• **Stored entries**:

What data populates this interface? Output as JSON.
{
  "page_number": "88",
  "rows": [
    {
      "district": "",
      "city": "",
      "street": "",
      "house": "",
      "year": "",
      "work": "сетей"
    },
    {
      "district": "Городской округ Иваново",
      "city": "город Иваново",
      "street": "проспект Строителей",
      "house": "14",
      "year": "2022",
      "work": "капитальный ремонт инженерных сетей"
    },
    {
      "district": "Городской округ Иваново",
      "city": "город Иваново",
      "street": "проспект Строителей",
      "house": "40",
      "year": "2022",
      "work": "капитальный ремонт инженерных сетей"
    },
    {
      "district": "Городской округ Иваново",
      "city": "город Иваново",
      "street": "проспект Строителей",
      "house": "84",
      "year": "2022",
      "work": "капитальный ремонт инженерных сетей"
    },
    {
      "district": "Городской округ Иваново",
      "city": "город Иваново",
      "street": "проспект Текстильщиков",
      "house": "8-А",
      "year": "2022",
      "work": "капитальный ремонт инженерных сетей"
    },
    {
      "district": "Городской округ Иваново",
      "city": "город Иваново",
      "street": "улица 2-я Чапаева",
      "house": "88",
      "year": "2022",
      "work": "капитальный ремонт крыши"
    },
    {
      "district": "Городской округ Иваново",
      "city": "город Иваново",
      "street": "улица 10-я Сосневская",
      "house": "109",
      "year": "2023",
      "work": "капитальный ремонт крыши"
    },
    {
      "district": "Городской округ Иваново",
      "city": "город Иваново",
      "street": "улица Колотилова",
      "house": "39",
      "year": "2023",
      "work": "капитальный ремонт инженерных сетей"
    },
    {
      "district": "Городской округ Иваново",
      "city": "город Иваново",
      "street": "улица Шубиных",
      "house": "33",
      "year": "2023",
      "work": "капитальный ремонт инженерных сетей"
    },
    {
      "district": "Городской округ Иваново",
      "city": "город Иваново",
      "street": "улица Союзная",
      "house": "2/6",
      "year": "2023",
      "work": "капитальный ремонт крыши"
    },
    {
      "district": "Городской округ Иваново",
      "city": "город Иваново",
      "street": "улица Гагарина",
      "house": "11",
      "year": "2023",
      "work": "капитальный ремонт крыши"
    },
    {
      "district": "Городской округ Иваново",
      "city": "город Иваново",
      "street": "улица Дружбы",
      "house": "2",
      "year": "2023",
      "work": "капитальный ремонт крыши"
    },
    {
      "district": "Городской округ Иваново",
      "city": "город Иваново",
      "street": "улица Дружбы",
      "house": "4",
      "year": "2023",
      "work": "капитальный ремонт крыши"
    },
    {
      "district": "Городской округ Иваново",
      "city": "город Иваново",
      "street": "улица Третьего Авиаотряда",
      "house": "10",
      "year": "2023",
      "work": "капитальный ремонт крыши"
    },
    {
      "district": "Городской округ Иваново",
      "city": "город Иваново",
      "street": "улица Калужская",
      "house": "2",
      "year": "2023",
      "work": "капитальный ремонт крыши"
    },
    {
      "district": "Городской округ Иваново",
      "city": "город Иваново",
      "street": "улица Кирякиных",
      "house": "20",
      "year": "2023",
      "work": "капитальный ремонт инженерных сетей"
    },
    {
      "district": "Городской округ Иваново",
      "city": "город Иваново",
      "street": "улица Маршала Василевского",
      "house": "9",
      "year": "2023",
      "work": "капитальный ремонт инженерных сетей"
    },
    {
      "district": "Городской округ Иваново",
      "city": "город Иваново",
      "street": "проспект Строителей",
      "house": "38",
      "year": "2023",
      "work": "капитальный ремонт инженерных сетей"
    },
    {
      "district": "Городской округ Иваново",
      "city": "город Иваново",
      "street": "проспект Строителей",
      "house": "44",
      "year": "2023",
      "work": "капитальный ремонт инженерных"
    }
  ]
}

• **WRITTEN EXERCISE**: Go through the records above and set each one down exactly, please.

• **TASK OUTPUT**:
What data populates this interface? Output as JSON.
{
  "page_number": "88",
  "rows": [
    {
      "district": "",
      "city": "",
      "street": "",
      "house": "",
      "year": "",
      "work": "сетей"
    },
    {
      "district": "Городской округ Иваново",
      "city": "город Иваново",
      "street": "проспект Строителей",
      "house": "14",
      "year": "2022",
      "work": "капитальный ремонт инженерных сетей"
    },
    {
      "district": "Городской округ Иваново",
      "city": "город Иваново",
      "street": "проспект Строителей",
      "house": "40",
      "year": "2022",
      "work": "капитальный ремонт инженерных сетей"
    },
    {
      "district": "Городской округ Иваново",
      "city": "город Иваново",
      "street": "проспект Строителей",
      "house": "84",
      "year": "2022",
      "work": "капитальный ремонт инженерных сетей"
    },
    {
      "district": "Городской округ Иваново",
      "city": "город Иваново",
      "street": "проспект Текстильщиков",
      "house": "8-А",
      "year": "2022",
      "work": "капитальный ремонт инженерных сетей"
    },
    {
      "district": "Городской округ Иваново",
      "city": "город Иваново",
      "street": "улица 2-я Чапаева",
      "house": "88",
      "year": "2022",
      "work": "капитальный ремонт крыши"
    },
    {
      "district": "Городской округ Иваново",
      "city": "город Иваново",
      "street": "улица 10-я Сосневская",
      "house": "109",
      "year": "2023",
      "work": "капитальный ремонт крыши"
    },
    {
      "district": "Городской округ Иваново",
      "city": "город Иваново",
      "street": "улица Колотилова",
      "house": "39",
      "year": "2023",
      "work": "капитальный ремонт инженерных сетей"
    },
    {
      "district": "Городской округ Иваново",
      "city": "город Иваново",
      "street": "улица Шубиных",
      "house": "33",
      "year": "2023",
      "work": "капитальный ремонт инженерных сетей"
    },
    {
      "district": "Городской округ Иваново",
      "city": "город Иваново",
      "street": "улица Союзная",
      "house": "2/6",
      "year": "2023",
      "work": "капитальный ремонт крыши"
    },
    {
      "district": "Городской округ Иваново",
      "city": "город Иваново",
      "street": "улица Гагарина",
      "house": "11",
      "year": "2023",
      "work": "капитальный ремонт крыши"
    },
    {
      "district": "Городской округ Иваново",
      "city": "город Иваново",
      "street": "улица Дружбы",
      "house": "2",
      "year": "2023",
      "work": "капитальный ремонт крыши"
    },
    {
      "district": "Городской округ Иваново",
      "city": "город Иваново",
      "street": "улица Дружбы",
      "house": "4",
      "year": "2023",
      "work": "капитальный ремонт крыши"
    },
    {
      "district": "Городской округ Иваново",
      "city": "город Иваново",
      "street": "улица Третьего Авиаотряда",
      "house": "10",
      "year": "2023",
      "work": "капитальный ремонт крыши"
    },
    {
      "district": "Городской округ Иваново",
      "city": "город Иваново",
      "street": "улица Калужская",
      "house": "2",
      "year": "2023",
      "work": "капитальный ремонт крыши"
    },
    {
      "district": "Городской округ Иваново",
      "city": "город Иваново",
      "street": "улица Кирякиных",
      "house": "20",
      "year": "2023",
      "work": "капитальный ремонт инженерных сетей"
    },
    {
      "district": "Городской округ Иваново",
      "city": "город Иваново",
      "street": "улица Маршала Василевского",
      "house": "9",
      "year": "2023",
      "work": "капитальный ремонт инженерных сетей"
    },
    {
      "district": "Городской округ Иваново",
      "city": "город Иваново",
      "street": "проспект Строителей",
      "house": "38",
      "year": "2023",
      "work": "капитальный ремонт инженерных сетей"
    },
    {
      "district": "Городской округ Иваново",
      "city": "город Иваново",
      "street": "проспект Строителей",
      "house": "44",
      "year": "2023",
      "work": "капитальный ремонт инженерных"
    }
  ]
}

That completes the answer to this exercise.